**Instruction**
Copy each line exactly. Leave nothing out.
___ Records supplied ___
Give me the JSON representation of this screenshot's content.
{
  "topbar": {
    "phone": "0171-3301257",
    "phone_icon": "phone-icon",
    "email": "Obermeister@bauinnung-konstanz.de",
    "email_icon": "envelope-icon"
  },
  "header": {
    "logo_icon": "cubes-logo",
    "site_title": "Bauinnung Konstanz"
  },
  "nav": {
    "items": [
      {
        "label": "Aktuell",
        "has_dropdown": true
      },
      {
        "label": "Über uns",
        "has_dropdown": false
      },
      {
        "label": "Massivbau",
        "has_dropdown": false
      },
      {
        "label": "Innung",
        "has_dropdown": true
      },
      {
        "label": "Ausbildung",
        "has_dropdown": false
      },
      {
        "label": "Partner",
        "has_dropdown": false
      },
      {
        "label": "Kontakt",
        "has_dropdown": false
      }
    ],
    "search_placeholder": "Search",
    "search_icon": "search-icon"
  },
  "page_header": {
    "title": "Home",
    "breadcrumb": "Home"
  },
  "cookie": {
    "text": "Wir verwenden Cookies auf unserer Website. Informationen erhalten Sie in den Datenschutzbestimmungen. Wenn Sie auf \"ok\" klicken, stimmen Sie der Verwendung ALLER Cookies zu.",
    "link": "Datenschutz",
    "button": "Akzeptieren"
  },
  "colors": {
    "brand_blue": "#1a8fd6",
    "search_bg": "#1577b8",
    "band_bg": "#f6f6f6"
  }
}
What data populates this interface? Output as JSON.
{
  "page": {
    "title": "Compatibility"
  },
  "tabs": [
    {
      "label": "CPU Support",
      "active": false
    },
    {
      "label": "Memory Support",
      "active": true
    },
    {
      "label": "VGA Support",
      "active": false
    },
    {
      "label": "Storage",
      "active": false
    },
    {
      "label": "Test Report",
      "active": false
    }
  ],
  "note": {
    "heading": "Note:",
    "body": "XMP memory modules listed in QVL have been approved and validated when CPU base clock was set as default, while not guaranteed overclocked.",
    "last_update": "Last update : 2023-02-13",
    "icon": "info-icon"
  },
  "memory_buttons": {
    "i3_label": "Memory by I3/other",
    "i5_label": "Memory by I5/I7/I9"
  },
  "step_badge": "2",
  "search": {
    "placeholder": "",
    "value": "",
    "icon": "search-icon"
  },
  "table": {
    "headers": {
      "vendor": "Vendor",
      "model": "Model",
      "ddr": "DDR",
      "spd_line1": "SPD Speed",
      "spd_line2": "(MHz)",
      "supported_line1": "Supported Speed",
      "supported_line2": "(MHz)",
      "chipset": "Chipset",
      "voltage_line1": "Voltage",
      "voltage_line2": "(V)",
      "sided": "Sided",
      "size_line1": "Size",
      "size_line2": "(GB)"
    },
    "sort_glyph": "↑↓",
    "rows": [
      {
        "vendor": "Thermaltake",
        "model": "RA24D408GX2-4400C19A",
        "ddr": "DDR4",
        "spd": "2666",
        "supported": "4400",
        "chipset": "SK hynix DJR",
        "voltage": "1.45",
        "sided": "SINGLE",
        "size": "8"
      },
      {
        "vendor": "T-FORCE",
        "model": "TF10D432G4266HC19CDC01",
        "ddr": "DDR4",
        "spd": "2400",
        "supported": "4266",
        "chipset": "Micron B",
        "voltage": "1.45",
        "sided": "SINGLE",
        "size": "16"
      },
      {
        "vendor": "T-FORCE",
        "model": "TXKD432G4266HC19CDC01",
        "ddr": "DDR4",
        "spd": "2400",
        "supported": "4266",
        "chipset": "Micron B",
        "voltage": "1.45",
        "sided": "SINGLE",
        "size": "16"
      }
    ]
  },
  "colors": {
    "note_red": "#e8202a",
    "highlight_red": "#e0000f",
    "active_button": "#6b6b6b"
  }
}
___
**Result below**
Give me the JSON representation of this screenshot's content.
{
  "topbar": {
    "phone": "0171-3301257",
    "phone_icon": "phone-icon",
    "email": "Obermeister@bauinnung-konstanz.de",
    "email_icon": "envelope-icon"
  },
  "header": {
    "logo_icon": "cubes-logo",
    "site_title": "Bauinnung Konstanz"
  },
  "nav": {
    "items": [
      {
        "label": "Aktuell",
        "has_dropdown": true
      },
      {
        "label": "Über uns",
        "has_dropdown": false
      },
      {
        "label": "Massivbau",
        "has_dropdown": false
      },
      {
        "label": "Innung",
        "has_dropdown": true
      },
      {
        "label": "Ausbildung",
        "has_dropdown": false
      },
      {
        "label": "Partner",
        "has_dropdown": false
      },
      {
        "label": "Kontakt",
        "has_dropdown": false
      }
    ],
    "search_placeholder": "Search",
    "search_icon": "search-icon"
  },
  "page_header": {
    "title": "Home",
    "breadcrumb": "Home"
  },
  "cookie": {
    "text": "Wir verwenden Cookies auf unserer Website. Informationen erhalten Sie in den Datenschutzbestimmungen. Wenn Sie auf \"ok\" klicken, stimmen Sie der Verwendung ALLER Cookies zu.",
    "link": "Datenschutz",
    "button": "Akzeptieren"
  },
  "colors": {
    "brand_blue": "#1a8fd6",
    "search_bg": "#1577b8",
    "band_bg": "#f6f6f6"
  }
}
What data populates this interface? Output as JSON.
{
  "page": {
    "title": "Compatibility"
  },
  "tabs": [
    {
      "label": "CPU Support",
      "active": false
    },
    {
      "label": "Memory Support",
      "active": true
    },
    {
      "label": "VGA Support",
      "active": false
    },
    {
      "label": "Storage",
      "active": false
    },
    {
      "label": "Test Report",
      "active": false
    }
  ],
  "note": {
    "heading": "Note:",
    "body": "XMP memory modules listed in QVL have been approved and validated when CPU base clock was set as default, while not guaranteed overclocked.",
    "last_update": "Last update : 2023-02-13",
    "icon": "info-icon"
  },
  "memory_buttons": {
    "i3_label": "Memory by I3/other",
    "i5_label": "Memory by I5/I7/I9"
  },
  "step_badge": "2",
  "search": {
    "placeholder": "",
    "value": "",
    "icon": "search-icon"
  },
  "table": {
    "headers": {
      "vendor": "Vendor",
      "model": "Model",
      "ddr": "DDR",
      "spd_line1": "SPD Speed",
      "spd_line2": "(MHz)",
      "supported_line1": "Supported Speed",
      "supported_line2": "(MHz)",
      "chipset": "Chipset",
      "voltage_line1": "Voltage",
      "voltage_line2": "(V)",
      "sided": "Sided",
      "size_line1": "Size",
      "size_line2": "(GB)"
    },
    "sort_glyph": "↑↓",
    "rows": [
      {
        "vendor": "Thermaltake",
        "model": "RA24D408GX2-4400C19A",
        "ddr": "DDR4",
        "spd": "2666",
        "supported": "4400",
        "chipset": "SK hynix DJR",
        "voltage": "1.45",
        "sided": "SINGLE",
        "size": "8"
      },
      {
        "vendor": "T-FORCE",
        "model": "TF10D432G4266HC19CDC01",
        "ddr": "DDR4",
        "spd": "2400",
        "supported": "4266",
        "chipset": "Micron B",
        "voltage": "1.45",
        "sided": "SINGLE",
        "size": "16"
      },
      {
        "vendor": "T-FORCE",
        "model": "TXKD432G4266HC19CDC01",
        "ddr": "DDR4",
        "spd": "2400",
        "supported": "4266",
        "chipset": "Micron B",
        "voltage": "1.45",
        "sided": "SINGLE",
        "size": "16"
      }
    ]
  },
  "colors": {
    "note_red": "#e8202a",
    "highlight_red": "#e0000f",
    "active_button": "#6b6b6b"
  }
}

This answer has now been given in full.